-- Begin Records provided --
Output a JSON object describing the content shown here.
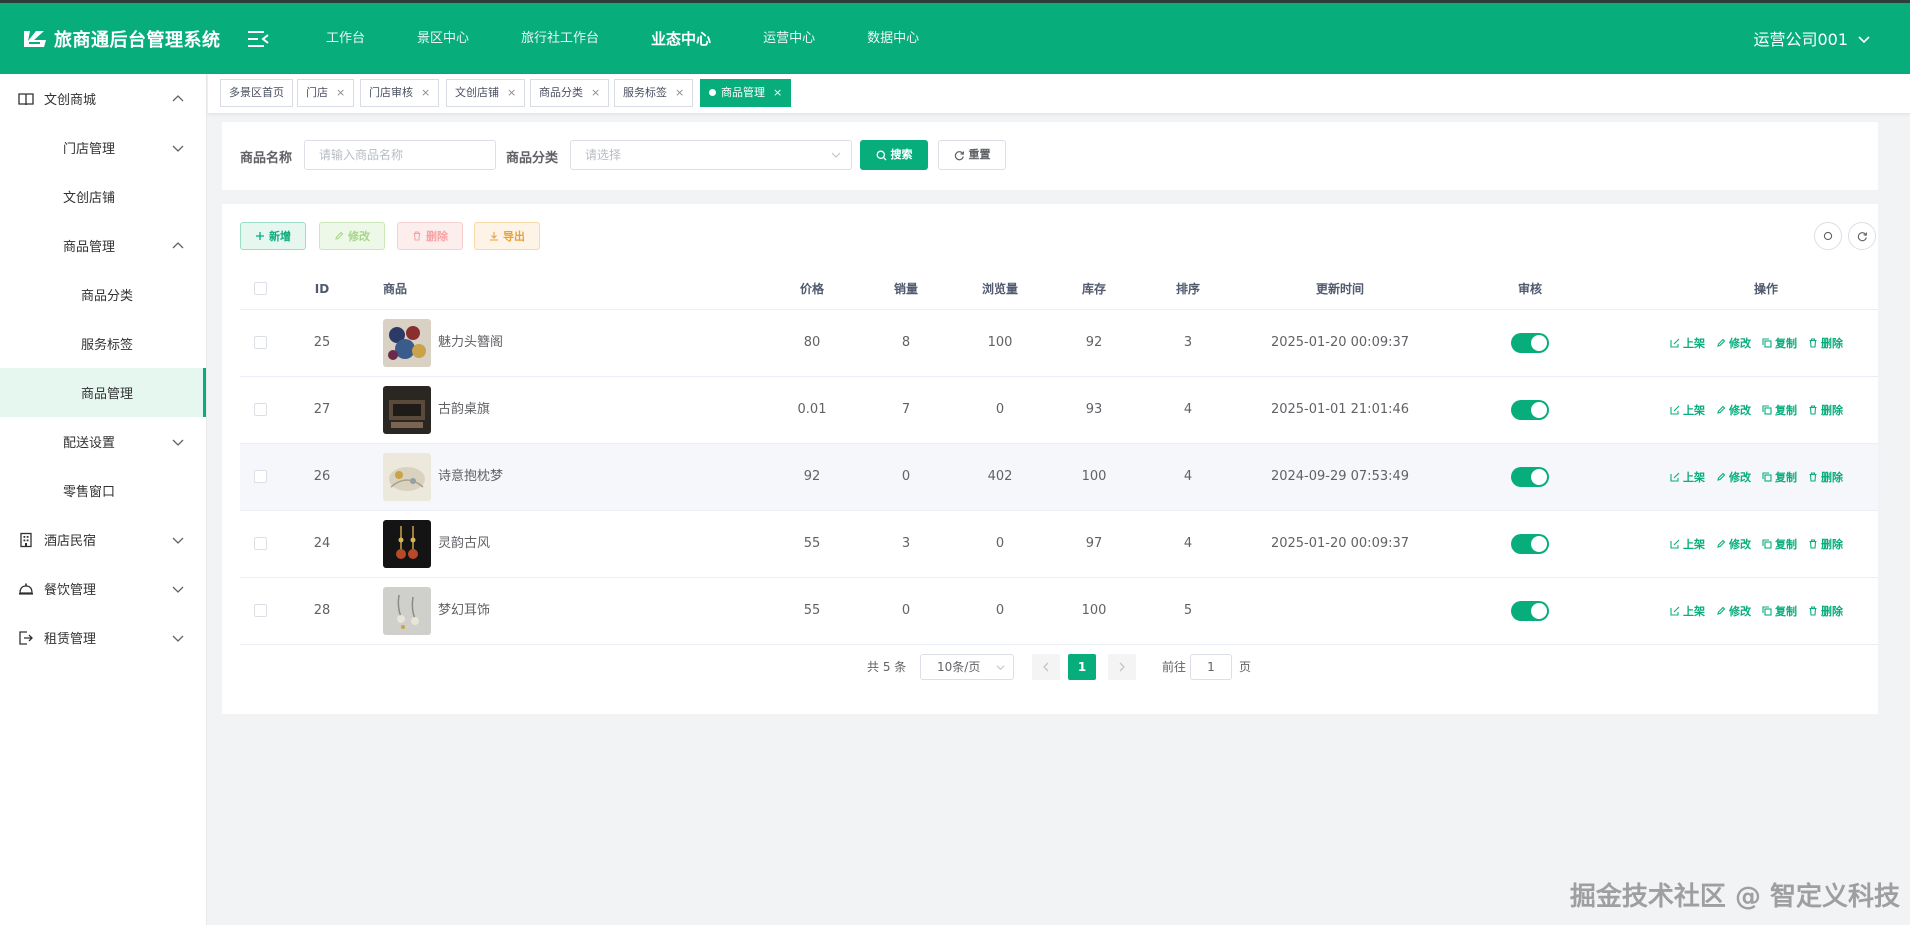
{
  "app": {
    "title": "旅商通后台管理系统",
    "user": "运营公司001"
  },
  "colors": {
    "brand": "#08ad7c",
    "topbar": "#08ad7c"
  },
  "topnav": [
    "工作台",
    "景区中心",
    "旅行社工作台",
    "业态中心",
    "运营中心",
    "数据中心"
  ],
  "topnav_active": "业态中心",
  "sidebar": {
    "items": [
      {
        "label": "文创商城",
        "icon": "book-icon"
      },
      {
        "label": "门店管理"
      },
      {
        "label": "文创店铺"
      },
      {
        "label": "商品管理"
      },
      {
        "label": "商品分类"
      },
      {
        "label": "服务标签"
      },
      {
        "label": "商品管理"
      },
      {
        "label": "配送设置"
      },
      {
        "label": "零售窗口"
      },
      {
        "label": "酒店民宿",
        "icon": "building-icon"
      },
      {
        "label": "餐饮管理",
        "icon": "dining-bell-icon"
      },
      {
        "label": "租赁管理",
        "icon": "logout-box-icon"
      }
    ]
  },
  "tabs": [
    "多景区首页",
    "门店",
    "门店审核",
    "文创店铺",
    "商品分类",
    "服务标签",
    "商品管理"
  ],
  "search": {
    "name_label": "商品名称",
    "name_placeholder": "请输入商品名称",
    "category_label": "商品分类",
    "category_placeholder": "请选择",
    "search_button": "搜索",
    "reset_button": "重置"
  },
  "toolbar": {
    "add": "新增",
    "edit": "修改",
    "delete": "删除",
    "export": "导出"
  },
  "table": {
    "columns": [
      "ID",
      "商品",
      "价格",
      "销量",
      "浏览量",
      "库存",
      "排序",
      "更新时间",
      "审核",
      "操作"
    ],
    "rows": [
      {
        "id": "25",
        "name": "魅力头簪阁",
        "price": "80",
        "sales": "8",
        "views": "100",
        "stock": "92",
        "sort": "3",
        "updated": "2025-01-20 00:09:37",
        "approved": true
      },
      {
        "id": "27",
        "name": "古韵桌旗",
        "price": "0.01",
        "sales": "7",
        "views": "0",
        "stock": "93",
        "sort": "4",
        "updated": "2025-01-01 21:01:46",
        "approved": true
      },
      {
        "id": "26",
        "name": "诗意抱枕梦",
        "price": "92",
        "sales": "0",
        "views": "402",
        "stock": "100",
        "sort": "4",
        "updated": "2024-09-29 07:53:49",
        "approved": true
      },
      {
        "id": "24",
        "name": "灵韵古风",
        "price": "55",
        "sales": "3",
        "views": "0",
        "stock": "97",
        "sort": "4",
        "updated": "2025-01-20 00:09:37",
        "approved": true
      },
      {
        "id": "28",
        "name": "梦幻耳饰",
        "price": "55",
        "sales": "0",
        "views": "0",
        "stock": "100",
        "sort": "5",
        "updated": "",
        "approved": true
      }
    ],
    "row_actions": [
      "上架",
      "修改",
      "复制",
      "删除"
    ]
  },
  "pagination": {
    "total": "共 5 条",
    "page_size": "10条/页",
    "current": "1",
    "goto_label": "前往",
    "goto_value": "1",
    "goto_unit": "页"
  },
  "watermark": "掘金技术社区 @ 智定义科技"
}
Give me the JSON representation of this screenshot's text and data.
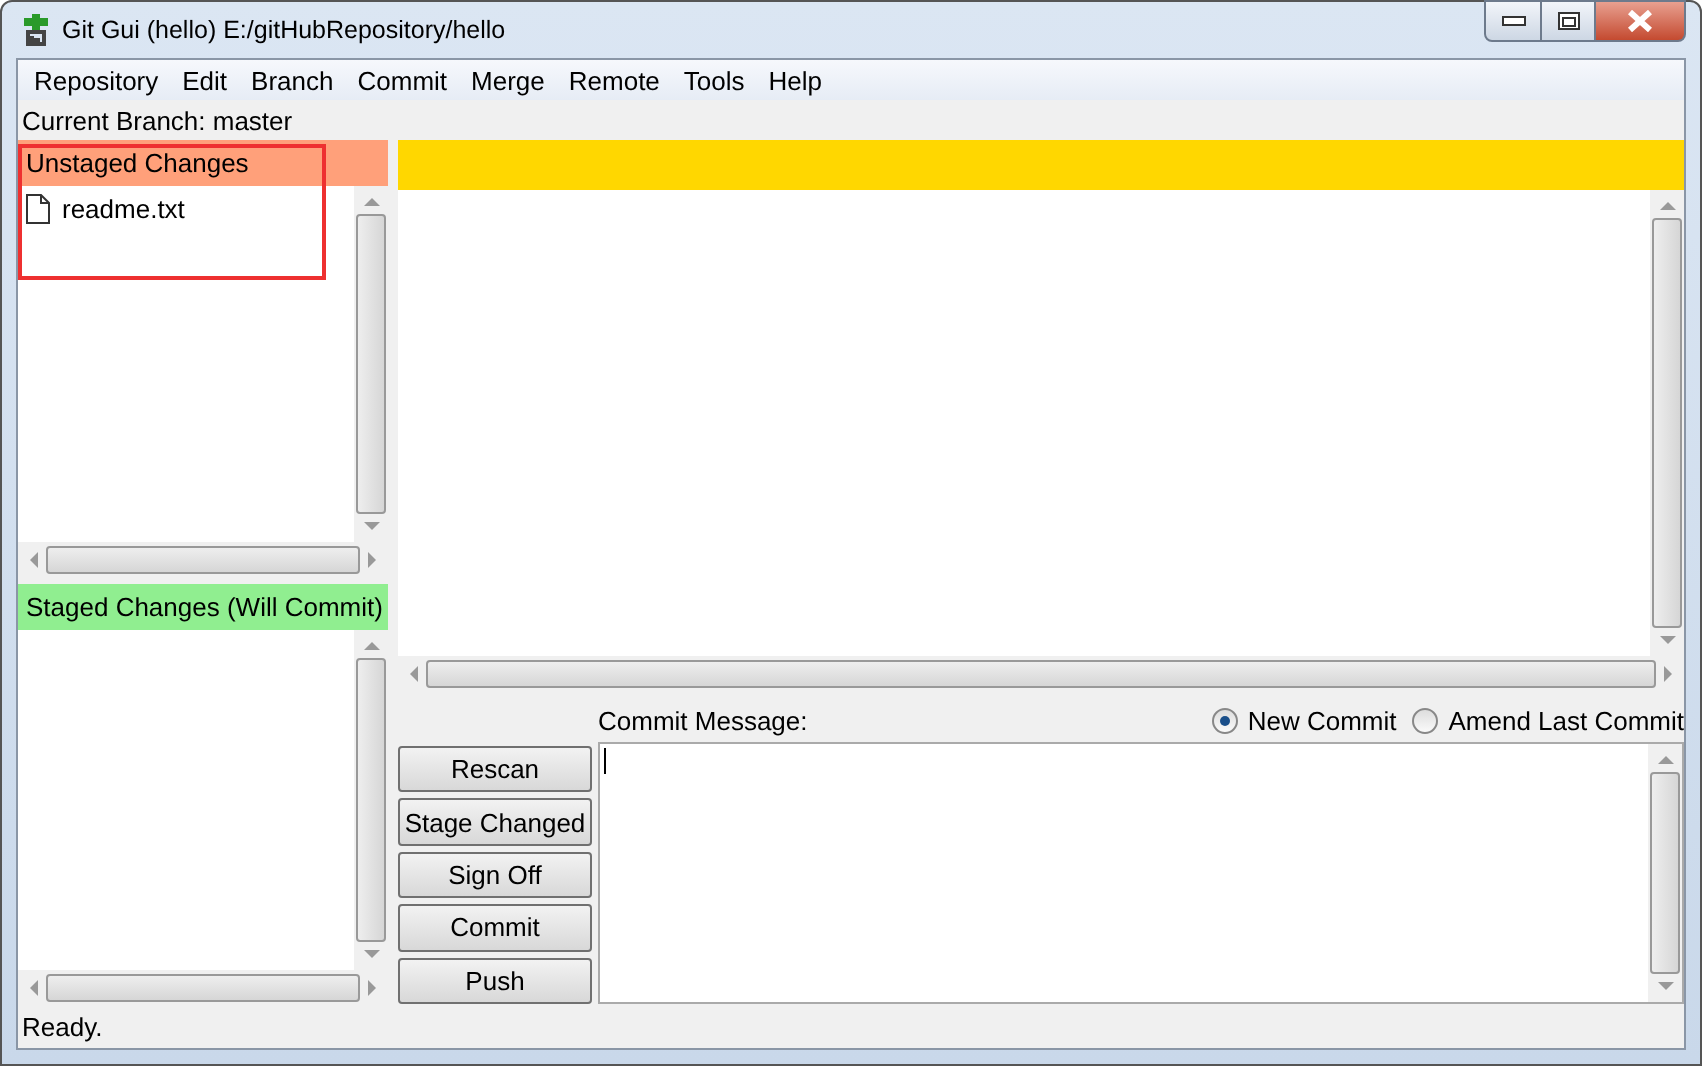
{
  "window": {
    "title": "Git Gui (hello) E:/gitHubRepository/hello"
  },
  "menu": [
    "Repository",
    "Edit",
    "Branch",
    "Commit",
    "Merge",
    "Remote",
    "Tools",
    "Help"
  ],
  "current_branch": "Current Branch: master",
  "unstaged": {
    "title": "Unstaged Changes",
    "highlighted": true,
    "files": [
      {
        "name": "readme.txt"
      }
    ]
  },
  "staged": {
    "title": "Staged Changes (Will Commit)"
  },
  "commit": {
    "label": "Commit Message:",
    "modes": [
      {
        "label": "New Commit",
        "selected": true
      },
      {
        "label": "Amend Last Commit",
        "selected": false
      }
    ],
    "buttons": [
      "Rescan",
      "Stage Changed",
      "Sign Off",
      "Commit",
      "Push"
    ]
  },
  "status_bar": "Ready."
}
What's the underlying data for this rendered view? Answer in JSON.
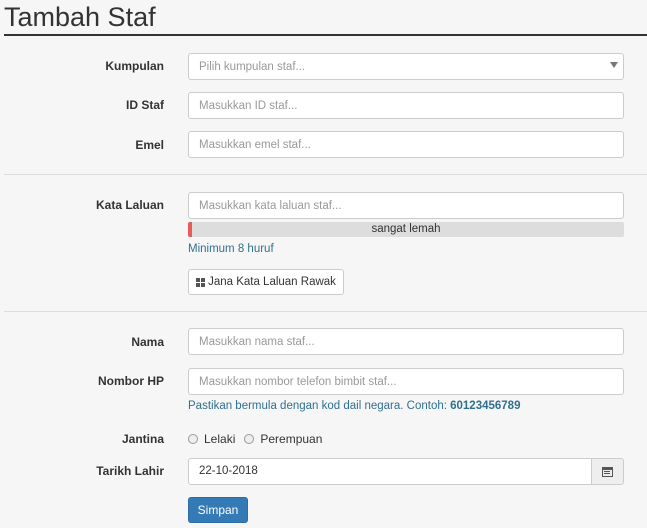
{
  "page": {
    "title": "Tambah Staf"
  },
  "form": {
    "group": {
      "label": "Kumpulan",
      "placeholder": "Pilih kumpulan staf..."
    },
    "staff_id": {
      "label": "ID Staf",
      "placeholder": "Masukkan ID staf..."
    },
    "email": {
      "label": "Emel",
      "placeholder": "Masukkan emel staf..."
    },
    "password": {
      "label": "Kata Laluan",
      "placeholder": "Masukkan kata laluan staf...",
      "strength_text": "sangat lemah",
      "strength_fraction": 0.01,
      "strength_color": "#e85b5b",
      "hint": "Minimum 8 huruf",
      "generate_label": "Jana Kata Laluan Rawak",
      "generate_icon": "grid-icon"
    },
    "name": {
      "label": "Nama",
      "placeholder": "Masukkan nama staf..."
    },
    "phone": {
      "label": "Nombor HP",
      "placeholder": "Masukkan nombor telefon bimbit staf...",
      "hint_prefix": "Pastikan bermula dengan kod dail negara. Contoh: ",
      "hint_example": "60123456789"
    },
    "gender": {
      "label": "Jantina",
      "options": [
        "Lelaki",
        "Perempuan"
      ]
    },
    "birthdate": {
      "label": "Tarikh Lahir",
      "value": "22-10-2018",
      "icon": "calendar-icon"
    },
    "submit_label": "Simpan"
  },
  "colors": {
    "primary": "#337ab7",
    "help_text": "#31708f"
  }
}
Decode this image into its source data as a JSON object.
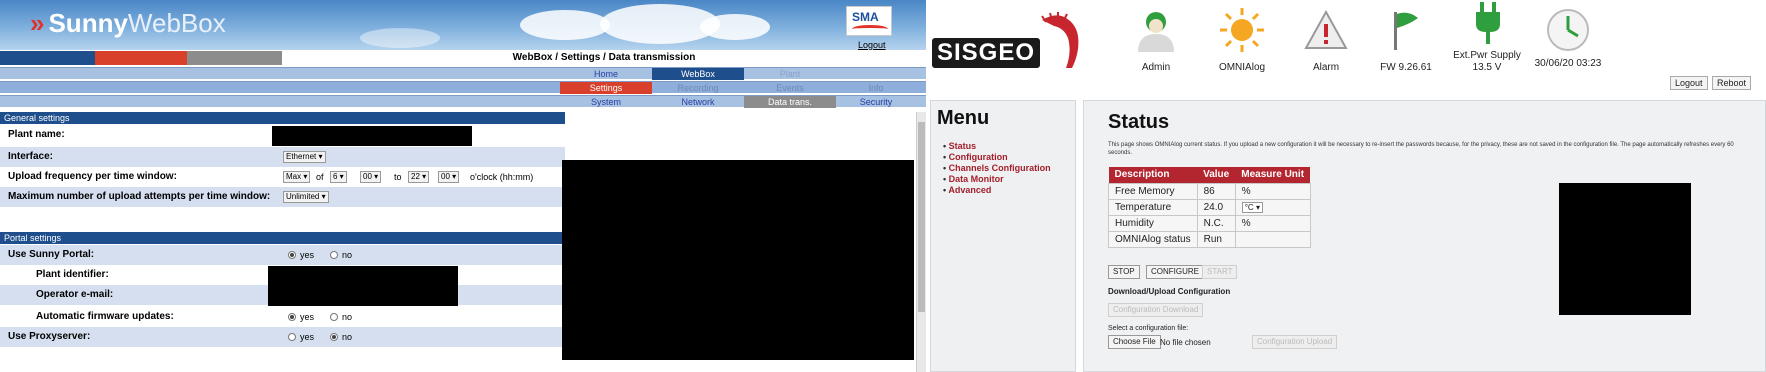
{
  "left": {
    "brand": {
      "chevron": "»",
      "name_bold": "Sunny",
      "name_light": "WebBox"
    },
    "sma_logo_text": "SMA",
    "logout": "Logout",
    "breadcrumb": "WebBox / Settings / Data transmission",
    "nav_top": [
      "Home",
      "WebBox",
      "Plant"
    ],
    "nav_mid": [
      "Settings",
      "Recording",
      "Events",
      "Info"
    ],
    "nav_sub": [
      "System",
      "Network",
      "Data trans.",
      "Security"
    ],
    "general": {
      "header": "General settings",
      "plant_name_label": "Plant name:",
      "interface_label": "Interface:",
      "interface_value": "Ethernet",
      "upload_freq_label": "Upload frequency per time window:",
      "upload_freq": {
        "mode": "Max",
        "of": "of",
        "from_h": "6",
        "from_m": "00",
        "to": "to",
        "to_h": "22",
        "to_m": "00",
        "suffix": "o'clock (hh:mm)"
      },
      "max_attempts_label": "Maximum number of upload attempts per time window:",
      "max_attempts_value": "Unlimited"
    },
    "portal": {
      "header": "Portal settings",
      "use_portal_label": "Use Sunny Portal:",
      "plant_id_label": "Plant identifier:",
      "operator_email_label": "Operator e-mail:",
      "auto_fw_label": "Automatic firmware updates:",
      "proxy_label": "Use Proxyserver:",
      "yes": "yes",
      "no": "no"
    }
  },
  "right": {
    "logo": "SISGEO",
    "status_items": [
      {
        "icon": "user-icon",
        "label": "Admin"
      },
      {
        "icon": "sun-icon",
        "label": "OMNIAlog"
      },
      {
        "icon": "warning-icon",
        "label": "Alarm"
      },
      {
        "icon": "flag-icon",
        "label": "FW 9.26.61"
      },
      {
        "icon": "plug-icon",
        "label": "Ext.Pwr Supply 13.5 V"
      },
      {
        "icon": "clock-icon",
        "label": "30/06/20 03:23"
      }
    ],
    "logout": "Logout",
    "reboot": "Reboot",
    "menu": {
      "title": "Menu",
      "items": [
        "Status",
        "Configuration",
        "Channels Configuration",
        "Data Monitor",
        "Advanced"
      ]
    },
    "status": {
      "title": "Status",
      "description": "This page shows OMNIAlog current status. If you upload a new configuration it will be necessary to re-insert the passwords because, for the privacy, these are not saved in the configuration file. The page automatically refreshes every 60 seconds.",
      "columns": [
        "Description",
        "Value",
        "Measure Unit"
      ],
      "rows": [
        [
          "Free Memory",
          "86",
          "%"
        ],
        [
          "Temperature",
          "24.0",
          "°C"
        ],
        [
          "Humidity",
          "N.C.",
          "%"
        ],
        [
          "OMNIAlog status",
          "Run",
          ""
        ]
      ],
      "buttons": {
        "stop": "STOP",
        "configure": "CONFIGURE",
        "start": "START"
      },
      "download_upload_header": "Download/Upload Configuration",
      "config_download": "Configuration Download",
      "select_file_label": "Select a configuration file:",
      "choose_file": "Choose File",
      "no_file": "No file chosen",
      "config_upload": "Configuration Upload"
    }
  },
  "colors": {
    "webbox_section": "#1f4e8c",
    "webbox_nav": "#a7c1e3",
    "webbox_active_red": "#d8402c",
    "webbox_active_blue": "#1f4e8c",
    "webbox_active_gray": "#8c8c8c",
    "sisgeo_red": "#b3252f"
  }
}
-- End Records provided --
In the listing, how many lines hold "stock"? Answer with a bare number.

5